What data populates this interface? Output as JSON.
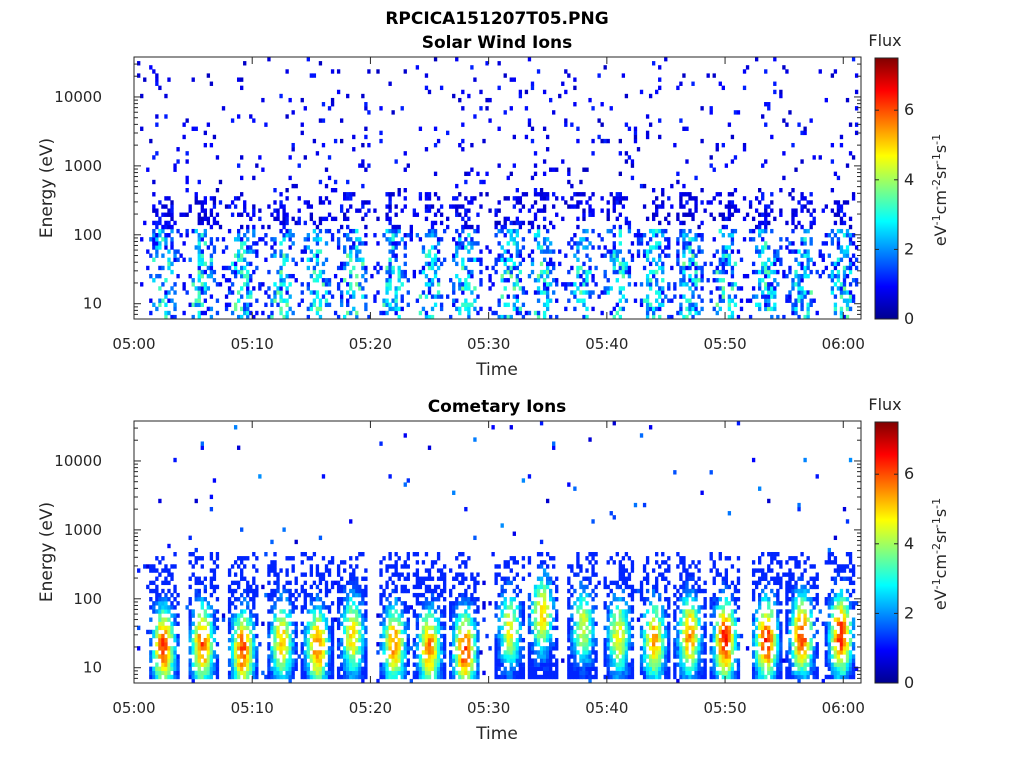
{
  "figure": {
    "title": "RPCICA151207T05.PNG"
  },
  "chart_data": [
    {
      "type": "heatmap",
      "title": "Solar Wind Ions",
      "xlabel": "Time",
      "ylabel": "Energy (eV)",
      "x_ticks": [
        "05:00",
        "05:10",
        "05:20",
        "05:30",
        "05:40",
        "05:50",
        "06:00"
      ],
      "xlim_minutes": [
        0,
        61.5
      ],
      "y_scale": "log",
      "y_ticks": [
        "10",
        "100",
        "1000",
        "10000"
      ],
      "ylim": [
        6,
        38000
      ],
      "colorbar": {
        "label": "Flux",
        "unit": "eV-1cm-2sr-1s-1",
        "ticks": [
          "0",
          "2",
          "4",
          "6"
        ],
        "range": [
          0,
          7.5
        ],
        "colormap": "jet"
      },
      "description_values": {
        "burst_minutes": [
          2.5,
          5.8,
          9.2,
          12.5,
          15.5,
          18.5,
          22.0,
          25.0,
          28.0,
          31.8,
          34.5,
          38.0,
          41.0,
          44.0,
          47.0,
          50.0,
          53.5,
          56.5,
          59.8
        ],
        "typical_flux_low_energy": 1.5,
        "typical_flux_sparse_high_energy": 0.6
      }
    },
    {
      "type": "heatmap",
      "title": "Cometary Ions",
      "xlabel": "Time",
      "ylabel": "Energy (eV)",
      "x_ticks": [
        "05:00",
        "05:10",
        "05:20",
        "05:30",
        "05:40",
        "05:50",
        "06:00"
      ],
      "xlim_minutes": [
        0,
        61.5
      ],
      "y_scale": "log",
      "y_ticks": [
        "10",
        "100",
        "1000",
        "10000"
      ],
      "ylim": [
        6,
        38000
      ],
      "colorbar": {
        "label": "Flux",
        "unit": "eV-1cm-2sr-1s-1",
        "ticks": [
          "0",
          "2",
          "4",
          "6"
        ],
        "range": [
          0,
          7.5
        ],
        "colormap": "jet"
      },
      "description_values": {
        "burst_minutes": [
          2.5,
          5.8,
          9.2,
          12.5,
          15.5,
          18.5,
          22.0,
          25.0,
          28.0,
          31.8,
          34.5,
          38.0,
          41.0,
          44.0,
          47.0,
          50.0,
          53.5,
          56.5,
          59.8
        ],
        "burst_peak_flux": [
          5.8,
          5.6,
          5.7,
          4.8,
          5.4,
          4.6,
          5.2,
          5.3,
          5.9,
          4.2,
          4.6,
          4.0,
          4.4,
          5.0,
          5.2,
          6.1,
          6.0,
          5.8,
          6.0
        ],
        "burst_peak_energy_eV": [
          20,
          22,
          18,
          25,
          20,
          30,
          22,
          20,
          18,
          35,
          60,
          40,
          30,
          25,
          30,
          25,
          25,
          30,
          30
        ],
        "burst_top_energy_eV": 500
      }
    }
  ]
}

THE EXERCISE — Pictures don't belong in the copy. Restate all the entries exactly.

EXERCISE RESULT —
What data populates this interface? Output as JSON.
{
  "figure": {
    "title": "RPCICA151207T05.PNG"
  },
  "chart_data": [
    {
      "type": "heatmap",
      "title": "Solar Wind Ions",
      "xlabel": "Time",
      "ylabel": "Energy (eV)",
      "x_ticks": [
        "05:00",
        "05:10",
        "05:20",
        "05:30",
        "05:40",
        "05:50",
        "06:00"
      ],
      "xlim_minutes": [
        0,
        61.5
      ],
      "y_scale": "log",
      "y_ticks": [
        "10",
        "100",
        "1000",
        "10000"
      ],
      "ylim": [
        6,
        38000
      ],
      "colorbar": {
        "label": "Flux",
        "unit": "eV-1cm-2sr-1s-1",
        "ticks": [
          "0",
          "2",
          "4",
          "6"
        ],
        "range": [
          0,
          7.5
        ],
        "colormap": "jet"
      },
      "description_values": {
        "burst_minutes": [
          2.5,
          5.8,
          9.2,
          12.5,
          15.5,
          18.5,
          22.0,
          25.0,
          28.0,
          31.8,
          34.5,
          38.0,
          41.0,
          44.0,
          47.0,
          50.0,
          53.5,
          56.5,
          59.8
        ],
        "typical_flux_low_energy": 1.5,
        "typical_flux_sparse_high_energy": 0.6
      }
    },
    {
      "type": "heatmap",
      "title": "Cometary Ions",
      "xlabel": "Time",
      "ylabel": "Energy (eV)",
      "x_ticks": [
        "05:00",
        "05:10",
        "05:20",
        "05:30",
        "05:40",
        "05:50",
        "06:00"
      ],
      "xlim_minutes": [
        0,
        61.5
      ],
      "y_scale": "log",
      "y_ticks": [
        "10",
        "100",
        "1000",
        "10000"
      ],
      "ylim": [
        6,
        38000
      ],
      "colorbar": {
        "label": "Flux",
        "unit": "eV-1cm-2sr-1s-1",
        "ticks": [
          "0",
          "2",
          "4",
          "6"
        ],
        "range": [
          0,
          7.5
        ],
        "colormap": "jet"
      },
      "description_values": {
        "burst_minutes": [
          2.5,
          5.8,
          9.2,
          12.5,
          15.5,
          18.5,
          22.0,
          25.0,
          28.0,
          31.8,
          34.5,
          38.0,
          41.0,
          44.0,
          47.0,
          50.0,
          53.5,
          56.5,
          59.8
        ],
        "burst_peak_flux": [
          5.8,
          5.6,
          5.7,
          4.8,
          5.4,
          4.6,
          5.2,
          5.3,
          5.9,
          4.2,
          4.6,
          4.0,
          4.4,
          5.0,
          5.2,
          6.1,
          6.0,
          5.8,
          6.0
        ],
        "burst_peak_energy_eV": [
          20,
          22,
          18,
          25,
          20,
          30,
          22,
          20,
          18,
          35,
          60,
          40,
          30,
          25,
          30,
          25,
          25,
          30,
          30
        ],
        "burst_top_energy_eV": 500
      }
    }
  ]
}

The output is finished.